> DIRECTIONS FOR THIS TASK
Will you transcribe the entries that follow, exactly and in full?

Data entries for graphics

* * * * * * * * *

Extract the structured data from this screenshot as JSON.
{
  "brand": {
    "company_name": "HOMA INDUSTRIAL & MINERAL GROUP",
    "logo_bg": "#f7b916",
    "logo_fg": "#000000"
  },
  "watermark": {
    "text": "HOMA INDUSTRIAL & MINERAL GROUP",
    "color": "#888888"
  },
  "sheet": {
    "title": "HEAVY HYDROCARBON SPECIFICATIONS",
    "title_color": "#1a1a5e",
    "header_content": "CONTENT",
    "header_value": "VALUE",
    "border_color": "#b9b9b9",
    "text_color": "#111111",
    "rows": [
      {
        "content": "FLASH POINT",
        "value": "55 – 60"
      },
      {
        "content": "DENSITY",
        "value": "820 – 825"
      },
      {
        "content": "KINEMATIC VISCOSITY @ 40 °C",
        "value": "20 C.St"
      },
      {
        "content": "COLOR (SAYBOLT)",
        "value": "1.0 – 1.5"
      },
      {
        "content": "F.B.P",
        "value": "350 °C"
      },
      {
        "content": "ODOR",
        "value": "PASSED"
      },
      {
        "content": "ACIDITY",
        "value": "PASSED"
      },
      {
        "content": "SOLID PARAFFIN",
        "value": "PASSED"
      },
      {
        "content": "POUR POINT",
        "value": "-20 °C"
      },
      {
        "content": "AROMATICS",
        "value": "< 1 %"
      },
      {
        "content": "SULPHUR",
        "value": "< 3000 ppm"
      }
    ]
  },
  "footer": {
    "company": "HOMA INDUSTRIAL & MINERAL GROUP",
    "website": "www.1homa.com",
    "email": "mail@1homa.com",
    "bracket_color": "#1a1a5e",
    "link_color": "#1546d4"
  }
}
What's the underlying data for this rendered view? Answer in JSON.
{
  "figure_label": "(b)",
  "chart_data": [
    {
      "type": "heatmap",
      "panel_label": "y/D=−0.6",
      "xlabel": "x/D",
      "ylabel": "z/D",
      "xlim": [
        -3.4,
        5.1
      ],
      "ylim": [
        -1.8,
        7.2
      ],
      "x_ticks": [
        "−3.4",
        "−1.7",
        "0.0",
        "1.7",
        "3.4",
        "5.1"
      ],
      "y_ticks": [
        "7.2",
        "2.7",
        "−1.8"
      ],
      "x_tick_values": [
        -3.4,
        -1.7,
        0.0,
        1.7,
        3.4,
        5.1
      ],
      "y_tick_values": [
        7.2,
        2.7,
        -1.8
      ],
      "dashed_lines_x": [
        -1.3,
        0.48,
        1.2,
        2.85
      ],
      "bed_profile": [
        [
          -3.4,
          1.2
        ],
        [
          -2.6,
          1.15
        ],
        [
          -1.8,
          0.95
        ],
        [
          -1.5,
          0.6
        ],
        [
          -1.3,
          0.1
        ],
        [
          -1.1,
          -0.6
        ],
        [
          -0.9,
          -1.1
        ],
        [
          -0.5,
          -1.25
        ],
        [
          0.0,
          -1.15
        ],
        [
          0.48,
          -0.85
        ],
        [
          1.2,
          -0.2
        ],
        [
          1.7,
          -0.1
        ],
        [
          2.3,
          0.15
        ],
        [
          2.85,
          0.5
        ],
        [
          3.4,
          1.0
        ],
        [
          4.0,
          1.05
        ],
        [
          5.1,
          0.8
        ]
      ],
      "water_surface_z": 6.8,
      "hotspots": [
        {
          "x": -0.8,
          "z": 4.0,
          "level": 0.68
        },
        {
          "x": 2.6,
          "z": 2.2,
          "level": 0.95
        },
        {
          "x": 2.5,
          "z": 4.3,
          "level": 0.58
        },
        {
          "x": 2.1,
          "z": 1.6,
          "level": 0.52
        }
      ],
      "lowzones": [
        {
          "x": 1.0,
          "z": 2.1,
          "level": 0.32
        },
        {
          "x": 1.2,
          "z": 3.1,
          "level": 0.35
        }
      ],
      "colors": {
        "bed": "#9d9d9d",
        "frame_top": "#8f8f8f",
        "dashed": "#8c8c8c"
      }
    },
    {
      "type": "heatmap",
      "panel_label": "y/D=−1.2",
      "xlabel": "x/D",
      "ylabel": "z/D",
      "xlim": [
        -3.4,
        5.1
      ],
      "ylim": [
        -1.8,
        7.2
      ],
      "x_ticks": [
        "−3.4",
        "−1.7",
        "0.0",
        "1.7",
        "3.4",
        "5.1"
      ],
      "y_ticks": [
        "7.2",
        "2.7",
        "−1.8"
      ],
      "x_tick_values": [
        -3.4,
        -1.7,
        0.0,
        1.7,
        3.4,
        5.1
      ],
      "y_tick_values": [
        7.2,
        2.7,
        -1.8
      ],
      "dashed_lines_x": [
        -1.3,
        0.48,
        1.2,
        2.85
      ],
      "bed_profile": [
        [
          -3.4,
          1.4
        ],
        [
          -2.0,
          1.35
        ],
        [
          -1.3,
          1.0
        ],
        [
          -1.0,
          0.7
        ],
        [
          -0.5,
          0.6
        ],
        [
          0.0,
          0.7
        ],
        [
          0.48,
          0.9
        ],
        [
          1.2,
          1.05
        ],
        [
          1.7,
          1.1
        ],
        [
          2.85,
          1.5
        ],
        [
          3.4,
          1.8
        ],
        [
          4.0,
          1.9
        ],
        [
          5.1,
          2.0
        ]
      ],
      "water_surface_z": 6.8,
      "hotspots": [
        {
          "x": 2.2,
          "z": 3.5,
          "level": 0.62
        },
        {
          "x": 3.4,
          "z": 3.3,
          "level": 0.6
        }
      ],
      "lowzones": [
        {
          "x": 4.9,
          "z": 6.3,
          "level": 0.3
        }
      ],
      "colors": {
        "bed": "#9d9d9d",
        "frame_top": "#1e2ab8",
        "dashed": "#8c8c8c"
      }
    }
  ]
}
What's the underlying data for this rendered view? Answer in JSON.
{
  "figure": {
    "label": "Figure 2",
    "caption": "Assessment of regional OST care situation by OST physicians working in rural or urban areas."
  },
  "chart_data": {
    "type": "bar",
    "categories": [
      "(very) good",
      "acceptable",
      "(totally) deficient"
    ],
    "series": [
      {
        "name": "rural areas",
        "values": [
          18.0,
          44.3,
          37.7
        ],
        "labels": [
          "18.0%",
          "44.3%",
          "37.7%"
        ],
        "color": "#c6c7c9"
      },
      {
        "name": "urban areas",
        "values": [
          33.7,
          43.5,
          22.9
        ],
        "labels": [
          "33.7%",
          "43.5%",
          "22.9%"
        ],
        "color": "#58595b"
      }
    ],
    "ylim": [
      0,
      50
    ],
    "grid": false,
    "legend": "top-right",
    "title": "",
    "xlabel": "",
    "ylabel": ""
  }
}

* * * * * * * * *

> THE RESPONSE
Extract the structured data from this screenshot as JSON.
{
  "brand": {
    "company_name": "HOMA INDUSTRIAL & MINERAL GROUP",
    "logo_bg": "#f7b916",
    "logo_fg": "#000000"
  },
  "watermark": {
    "text": "HOMA INDUSTRIAL & MINERAL GROUP",
    "color": "#888888"
  },
  "sheet": {
    "title": "HEAVY HYDROCARBON SPECIFICATIONS",
    "title_color": "#1a1a5e",
    "header_content": "CONTENT",
    "header_value": "VALUE",
    "border_color": "#b9b9b9",
    "text_color": "#111111",
    "rows": [
      {
        "content": "FLASH POINT",
        "value": "55 – 60"
      },
      {
        "content": "DENSITY",
        "value": "820 – 825"
      },
      {
        "content": "KINEMATIC VISCOSITY @ 40 °C",
        "value": "20 C.St"
      },
      {
        "content": "COLOR (SAYBOLT)",
        "value": "1.0 – 1.5"
      },
      {
        "content": "F.B.P",
        "value": "350 °C"
      },
      {
        "content": "ODOR",
        "value": "PASSED"
      },
      {
        "content": "ACIDITY",
        "value": "PASSED"
      },
      {
        "content": "SOLID PARAFFIN",
        "value": "PASSED"
      },
      {
        "content": "POUR POINT",
        "value": "-20 °C"
      },
      {
        "content": "AROMATICS",
        "value": "< 1 %"
      },
      {
        "content": "SULPHUR",
        "value": "< 3000 ppm"
      }
    ]
  },
  "footer": {
    "company": "HOMA INDUSTRIAL & MINERAL GROUP",
    "website": "www.1homa.com",
    "email": "mail@1homa.com",
    "bracket_color": "#1a1a5e",
    "link_color": "#1546d4"
  }
}
What's the underlying data for this rendered view? Answer in JSON.
{
  "figure_label": "(b)",
  "chart_data": [
    {
      "type": "heatmap",
      "panel_label": "y/D=−0.6",
      "xlabel": "x/D",
      "ylabel": "z/D",
      "xlim": [
        -3.4,
        5.1
      ],
      "ylim": [
        -1.8,
        7.2
      ],
      "x_ticks": [
        "−3.4",
        "−1.7",
        "0.0",
        "1.7",
        "3.4",
        "5.1"
      ],
      "y_ticks": [
        "7.2",
        "2.7",
        "−1.8"
      ],
      "x_tick_values": [
        -3.4,
        -1.7,
        0.0,
        1.7,
        3.4,
        5.1
      ],
      "y_tick_values": [
        7.2,
        2.7,
        -1.8
      ],
      "dashed_lines_x": [
        -1.3,
        0.48,
        1.2,
        2.85
      ],
      "bed_profile": [
        [
          -3.4,
          1.2
        ],
        [
          -2.6,
          1.15
        ],
        [
          -1.8,
          0.95
        ],
        [
          -1.5,
          0.6
        ],
        [
          -1.3,
          0.1
        ],
        [
          -1.1,
          -0.6
        ],
        [
          -0.9,
          -1.1
        ],
        [
          -0.5,
          -1.25
        ],
        [
          0.0,
          -1.15
        ],
        [
          0.48,
          -0.85
        ],
        [
          1.2,
          -0.2
        ],
        [
          1.7,
          -0.1
        ],
        [
          2.3,
          0.15
        ],
        [
          2.85,
          0.5
        ],
        [
          3.4,
          1.0
        ],
        [
          4.0,
          1.05
        ],
        [
          5.1,
          0.8
        ]
      ],
      "water_surface_z": 6.8,
      "hotspots": [
        {
          "x": -0.8,
          "z": 4.0,
          "level": 0.68
        },
        {
          "x": 2.6,
          "z": 2.2,
          "level": 0.95
        },
        {
          "x": 2.5,
          "z": 4.3,
          "level": 0.58
        },
        {
          "x": 2.1,
          "z": 1.6,
          "level": 0.52
        }
      ],
      "lowzones": [
        {
          "x": 1.0,
          "z": 2.1,
          "level": 0.32
        },
        {
          "x": 1.2,
          "z": 3.1,
          "level": 0.35
        }
      ],
      "colors": {
        "bed": "#9d9d9d",
        "frame_top": "#8f8f8f",
        "dashed": "#8c8c8c"
      }
    },
    {
      "type": "heatmap",
      "panel_label": "y/D=−1.2",
      "xlabel": "x/D",
      "ylabel": "z/D",
      "xlim": [
        -3.4,
        5.1
      ],
      "ylim": [
        -1.8,
        7.2
      ],
      "x_ticks": [
        "−3.4",
        "−1.7",
        "0.0",
        "1.7",
        "3.4",
        "5.1"
      ],
      "y_ticks": [
        "7.2",
        "2.7",
        "−1.8"
      ],
      "x_tick_values": [
        -3.4,
        -1.7,
        0.0,
        1.7,
        3.4,
        5.1
      ],
      "y_tick_values": [
        7.2,
        2.7,
        -1.8
      ],
      "dashed_lines_x": [
        -1.3,
        0.48,
        1.2,
        2.85
      ],
      "bed_profile": [
        [
          -3.4,
          1.4
        ],
        [
          -2.0,
          1.35
        ],
        [
          -1.3,
          1.0
        ],
        [
          -1.0,
          0.7
        ],
        [
          -0.5,
          0.6
        ],
        [
          0.0,
          0.7
        ],
        [
          0.48,
          0.9
        ],
        [
          1.2,
          1.05
        ],
        [
          1.7,
          1.1
        ],
        [
          2.85,
          1.5
        ],
        [
          3.4,
          1.8
        ],
        [
          4.0,
          1.9
        ],
        [
          5.1,
          2.0
        ]
      ],
      "water_surface_z": 6.8,
      "hotspots": [
        {
          "x": 2.2,
          "z": 3.5,
          "level": 0.62
        },
        {
          "x": 3.4,
          "z": 3.3,
          "level": 0.6
        }
      ],
      "lowzones": [
        {
          "x": 4.9,
          "z": 6.3,
          "level": 0.3
        }
      ],
      "colors": {
        "bed": "#9d9d9d",
        "frame_top": "#1e2ab8",
        "dashed": "#8c8c8c"
      }
    }
  ]
}
What's the underlying data for this rendered view? Answer in JSON.
{
  "figure": {
    "label": "Figure 2",
    "caption": "Assessment of regional OST care situation by OST physicians working in rural or urban areas."
  },
  "chart_data": {
    "type": "bar",
    "categories": [
      "(very) good",
      "acceptable",
      "(totally) deficient"
    ],
    "series": [
      {
        "name": "rural areas",
        "values": [
          18.0,
          44.3,
          37.7
        ],
        "labels": [
          "18.0%",
          "44.3%",
          "37.7%"
        ],
        "color": "#c6c7c9"
      },
      {
        "name": "urban areas",
        "values": [
          33.7,
          43.5,
          22.9
        ],
        "labels": [
          "33.7%",
          "43.5%",
          "22.9%"
        ],
        "color": "#58595b"
      }
    ],
    "ylim": [
      0,
      50
    ],
    "grid": false,
    "legend": "top-right",
    "title": "",
    "xlabel": "",
    "ylabel": ""
  }
}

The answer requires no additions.